### Work to do
After locating the line that contains "Extract the structured", quote it and all lines after it through the end of the entries, and nothing more. Pictures stay out.
Start Dataset entries
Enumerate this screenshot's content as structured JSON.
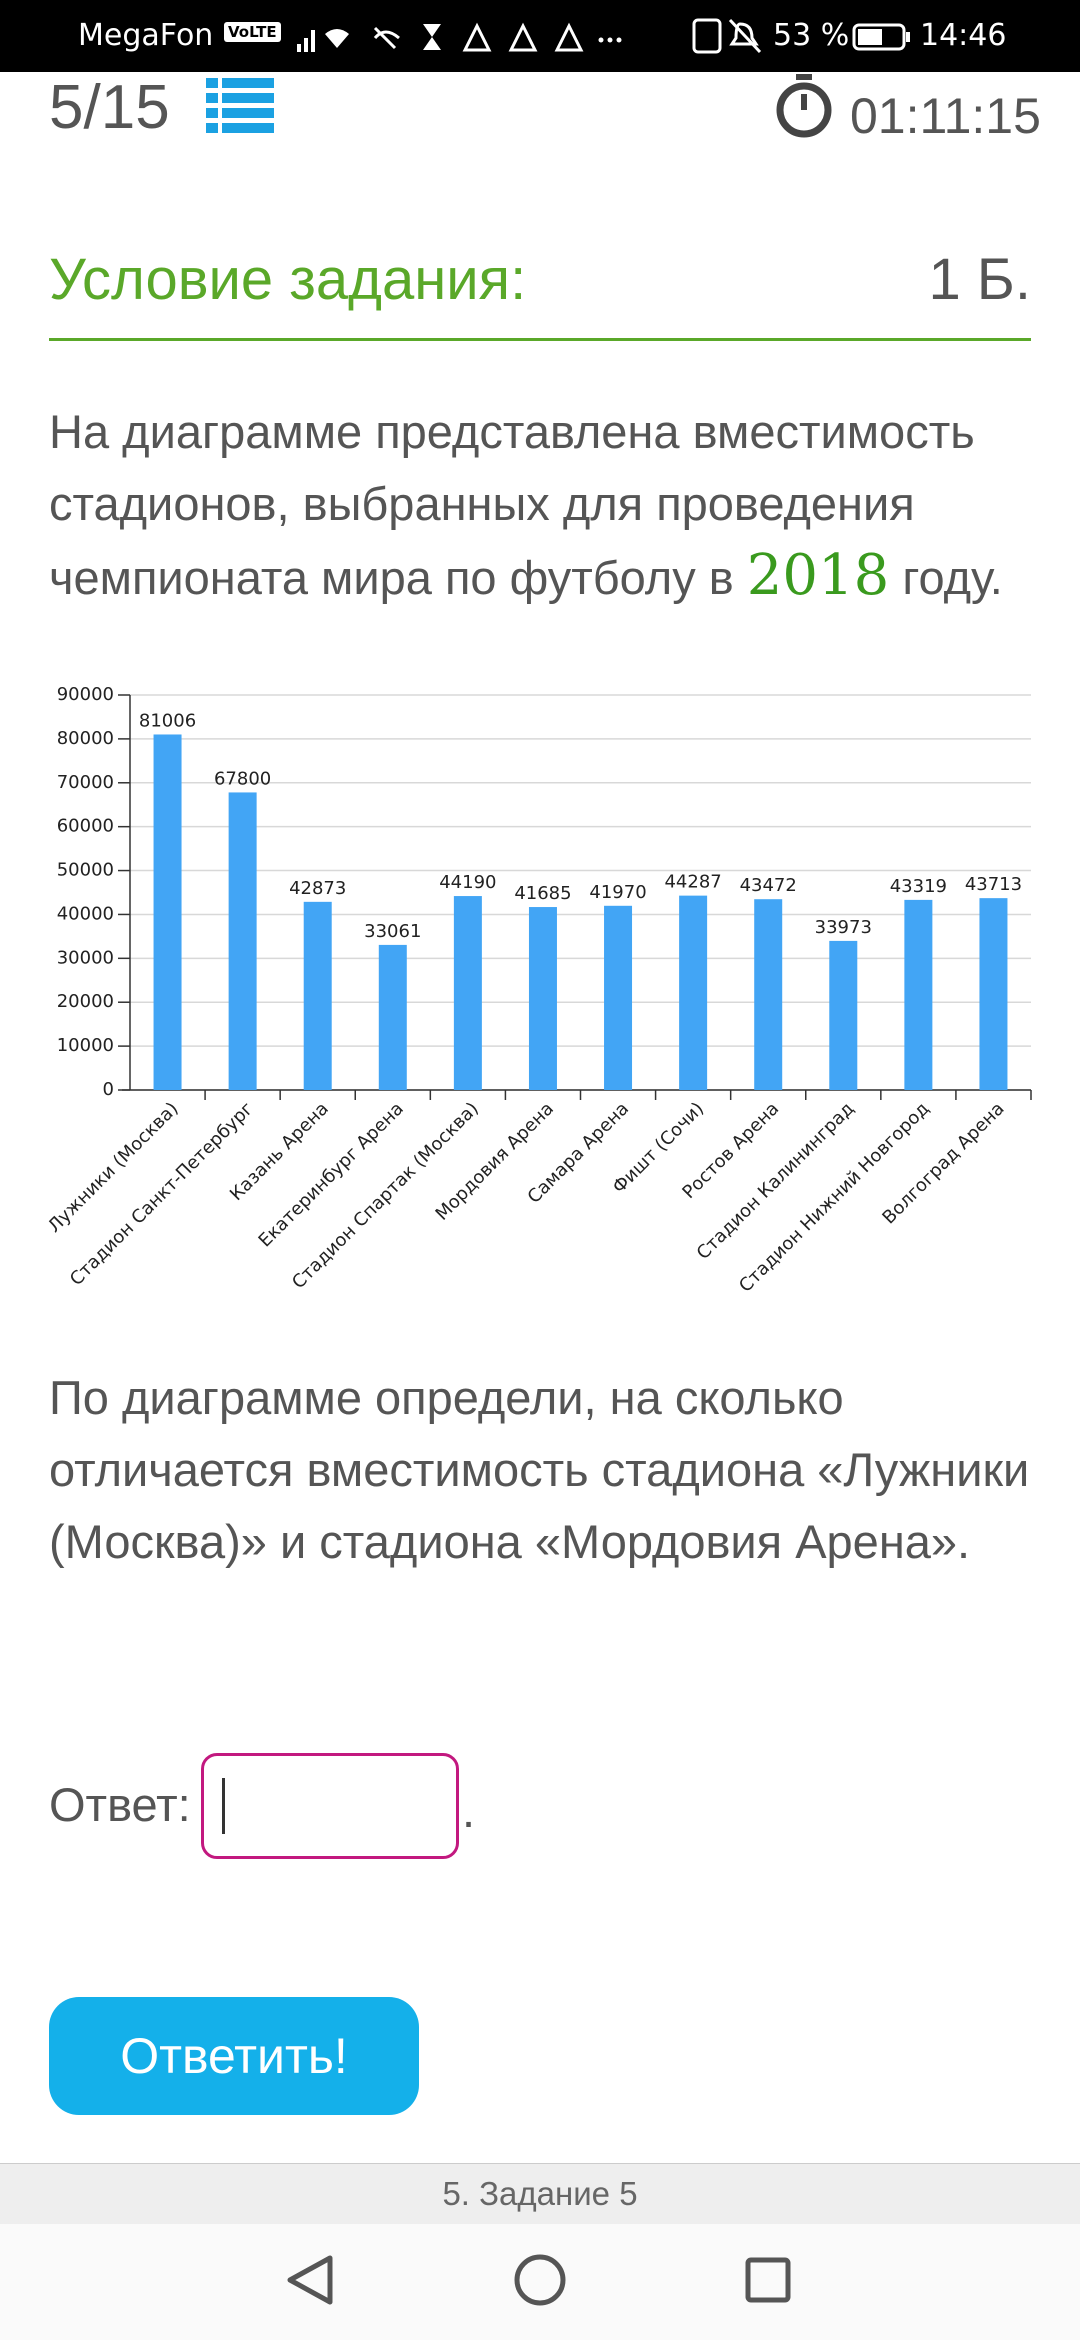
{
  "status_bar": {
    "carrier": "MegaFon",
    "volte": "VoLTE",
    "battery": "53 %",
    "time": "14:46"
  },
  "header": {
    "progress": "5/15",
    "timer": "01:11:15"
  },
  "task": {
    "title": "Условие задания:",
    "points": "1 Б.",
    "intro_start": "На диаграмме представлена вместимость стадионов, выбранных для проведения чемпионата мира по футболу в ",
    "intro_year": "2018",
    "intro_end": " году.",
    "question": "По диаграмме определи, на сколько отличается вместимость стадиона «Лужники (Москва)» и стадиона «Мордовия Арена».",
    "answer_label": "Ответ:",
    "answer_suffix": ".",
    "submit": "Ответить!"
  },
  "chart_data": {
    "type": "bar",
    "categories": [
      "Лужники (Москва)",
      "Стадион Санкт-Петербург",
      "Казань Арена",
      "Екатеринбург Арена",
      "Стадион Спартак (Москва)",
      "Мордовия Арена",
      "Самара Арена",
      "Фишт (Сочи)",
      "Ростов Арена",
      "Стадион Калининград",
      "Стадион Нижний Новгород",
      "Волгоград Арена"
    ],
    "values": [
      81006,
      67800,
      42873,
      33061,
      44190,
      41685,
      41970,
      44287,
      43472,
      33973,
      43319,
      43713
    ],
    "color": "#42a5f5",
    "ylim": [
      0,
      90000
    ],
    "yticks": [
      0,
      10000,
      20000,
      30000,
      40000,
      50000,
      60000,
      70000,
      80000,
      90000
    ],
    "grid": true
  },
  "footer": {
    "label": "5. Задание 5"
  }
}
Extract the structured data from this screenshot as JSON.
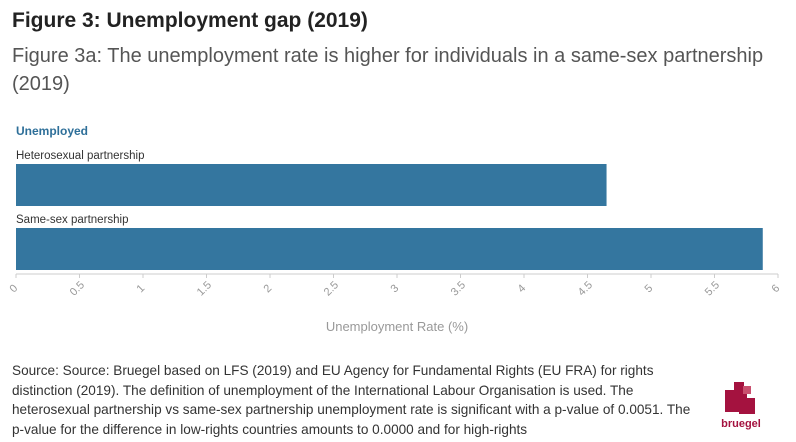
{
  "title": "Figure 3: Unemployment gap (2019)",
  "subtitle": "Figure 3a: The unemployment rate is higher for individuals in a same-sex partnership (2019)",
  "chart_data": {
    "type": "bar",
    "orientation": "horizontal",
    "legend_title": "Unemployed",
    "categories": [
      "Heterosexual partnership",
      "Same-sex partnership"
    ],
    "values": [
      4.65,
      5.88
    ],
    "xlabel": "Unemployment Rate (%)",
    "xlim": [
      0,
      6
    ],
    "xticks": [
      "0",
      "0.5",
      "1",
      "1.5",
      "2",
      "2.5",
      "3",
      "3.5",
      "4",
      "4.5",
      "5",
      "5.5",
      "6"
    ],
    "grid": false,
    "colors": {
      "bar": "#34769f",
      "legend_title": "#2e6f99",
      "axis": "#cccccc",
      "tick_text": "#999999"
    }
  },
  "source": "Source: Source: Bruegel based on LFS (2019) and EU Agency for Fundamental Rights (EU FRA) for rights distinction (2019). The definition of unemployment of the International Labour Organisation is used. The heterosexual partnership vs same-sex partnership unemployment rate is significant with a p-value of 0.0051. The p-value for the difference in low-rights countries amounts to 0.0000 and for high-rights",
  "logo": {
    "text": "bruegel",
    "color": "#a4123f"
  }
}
End Dataset entries
### Exercise response
Extract the structured data from this screenshot as JSON.
{
  "title": "Figure 3: Unemployment gap (2019)",
  "subtitle": "Figure 3a: The unemployment rate is higher for individuals in a same-sex partnership (2019)",
  "chart_data": {
    "type": "bar",
    "orientation": "horizontal",
    "legend_title": "Unemployed",
    "categories": [
      "Heterosexual partnership",
      "Same-sex partnership"
    ],
    "values": [
      4.65,
      5.88
    ],
    "xlabel": "Unemployment Rate (%)",
    "xlim": [
      0,
      6
    ],
    "xticks": [
      "0",
      "0.5",
      "1",
      "1.5",
      "2",
      "2.5",
      "3",
      "3.5",
      "4",
      "4.5",
      "5",
      "5.5",
      "6"
    ],
    "grid": false,
    "colors": {
      "bar": "#34769f",
      "legend_title": "#2e6f99",
      "axis": "#cccccc",
      "tick_text": "#999999"
    }
  },
  "source": "Source: Source: Bruegel based on LFS (2019) and EU Agency for Fundamental Rights (EU FRA) for rights distinction (2019). The definition of unemployment of the International Labour Organisation is used. The heterosexual partnership vs same-sex partnership unemployment rate is significant with a p-value of 0.0051. The p-value for the difference in low-rights countries amounts to 0.0000 and for high-rights",
  "logo": {
    "text": "bruegel",
    "color": "#a4123f"
  }
}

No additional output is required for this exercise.